◆ What this task involves ◆
Copy the records below exactly, leaving out any pictures.

start Data in this exercise

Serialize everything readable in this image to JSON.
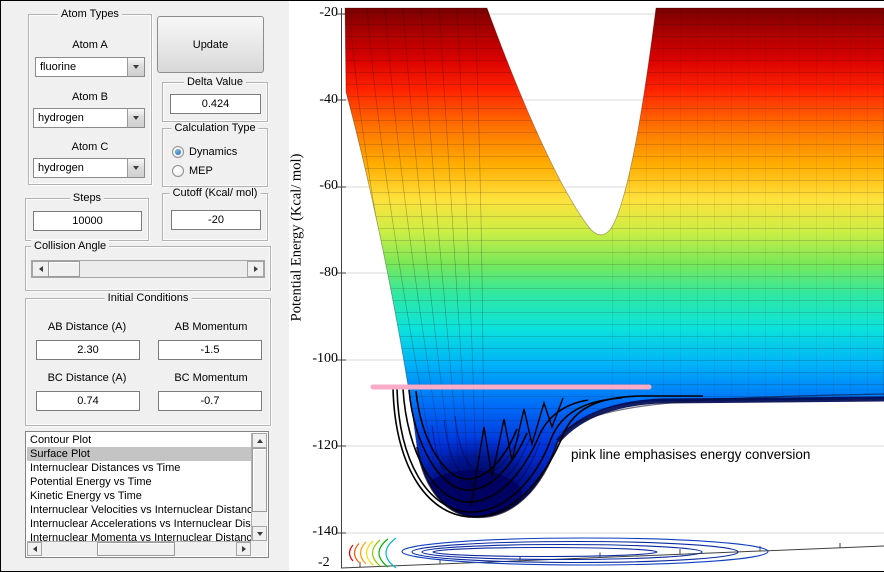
{
  "controls": {
    "atom_types": {
      "title": "Atom Types",
      "atom_a": {
        "label": "Atom A",
        "value": "fluorine"
      },
      "atom_b": {
        "label": "Atom B",
        "value": "hydrogen"
      },
      "atom_c": {
        "label": "Atom C",
        "value": "hydrogen"
      }
    },
    "update_button_label": "Update",
    "delta_value": {
      "title": "Delta Value",
      "value": "0.424"
    },
    "calculation_type": {
      "title": "Calculation Type",
      "dynamics_label": "Dynamics",
      "mep_label": "MEP",
      "selected": "Dynamics"
    },
    "steps": {
      "title": "Steps",
      "value": "10000"
    },
    "cutoff": {
      "title": "Cutoff (Kcal/ mol)",
      "value": "-20"
    },
    "collision_angle": {
      "title": "Collision Angle"
    },
    "initial_conditions": {
      "title": "Initial Conditions",
      "ab_distance": {
        "label": "AB Distance (A)",
        "value": "2.30"
      },
      "ab_momentum": {
        "label": "AB Momentum",
        "value": "-1.5"
      },
      "bc_distance": {
        "label": "BC Distance (A)",
        "value": "0.74"
      },
      "bc_momentum": {
        "label": "BC Momentum",
        "value": "-0.7"
      }
    },
    "plot_list": {
      "items": [
        "Contour Plot",
        "Surface Plot",
        "Internuclear Distances vs Time",
        "Potential Energy vs Time",
        "Kinetic Energy vs Time",
        "Internuclear Velocities vs Internuclear Distance",
        "Internuclear Accelerations vs Internuclear Distance",
        "Internuclear Momenta vs Internuclear Distance"
      ],
      "selected": "Surface Plot"
    }
  },
  "chart_data": {
    "type": "surface",
    "ylabel": "Potential Energy (Kcal/ mol)",
    "yticks": [
      "-20",
      "-40",
      "-60",
      "-80",
      "-100",
      "-120",
      "-140"
    ],
    "ylim": [
      -140,
      -20
    ],
    "xtick_label": "-2",
    "annotation": "pink line emphasises energy conversion",
    "colormap": "jet",
    "pink_line_energy": -106,
    "surface_well_minimum": -135,
    "exit_valley_floor_energy": -106,
    "grid": true
  }
}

end Data in this exercise

◆ Full response ◆
Serialize everything readable in this image to JSON.
{
  "controls": {
    "atom_types": {
      "title": "Atom Types",
      "atom_a": {
        "label": "Atom A",
        "value": "fluorine"
      },
      "atom_b": {
        "label": "Atom B",
        "value": "hydrogen"
      },
      "atom_c": {
        "label": "Atom C",
        "value": "hydrogen"
      }
    },
    "update_button_label": "Update",
    "delta_value": {
      "title": "Delta Value",
      "value": "0.424"
    },
    "calculation_type": {
      "title": "Calculation Type",
      "dynamics_label": "Dynamics",
      "mep_label": "MEP",
      "selected": "Dynamics"
    },
    "steps": {
      "title": "Steps",
      "value": "10000"
    },
    "cutoff": {
      "title": "Cutoff (Kcal/ mol)",
      "value": "-20"
    },
    "collision_angle": {
      "title": "Collision Angle"
    },
    "initial_conditions": {
      "title": "Initial Conditions",
      "ab_distance": {
        "label": "AB Distance (A)",
        "value": "2.30"
      },
      "ab_momentum": {
        "label": "AB Momentum",
        "value": "-1.5"
      },
      "bc_distance": {
        "label": "BC Distance (A)",
        "value": "0.74"
      },
      "bc_momentum": {
        "label": "BC Momentum",
        "value": "-0.7"
      }
    },
    "plot_list": {
      "items": [
        "Contour Plot",
        "Surface Plot",
        "Internuclear Distances vs Time",
        "Potential Energy vs Time",
        "Kinetic Energy vs Time",
        "Internuclear Velocities vs Internuclear Distance",
        "Internuclear Accelerations vs Internuclear Distance",
        "Internuclear Momenta vs Internuclear Distance"
      ],
      "selected": "Surface Plot"
    }
  },
  "chart_data": {
    "type": "surface",
    "ylabel": "Potential Energy (Kcal/ mol)",
    "yticks": [
      "-20",
      "-40",
      "-60",
      "-80",
      "-100",
      "-120",
      "-140"
    ],
    "ylim": [
      -140,
      -20
    ],
    "xtick_label": "-2",
    "annotation": "pink line emphasises energy conversion",
    "colormap": "jet",
    "pink_line_energy": -106,
    "surface_well_minimum": -135,
    "exit_valley_floor_energy": -106,
    "grid": true
  }
}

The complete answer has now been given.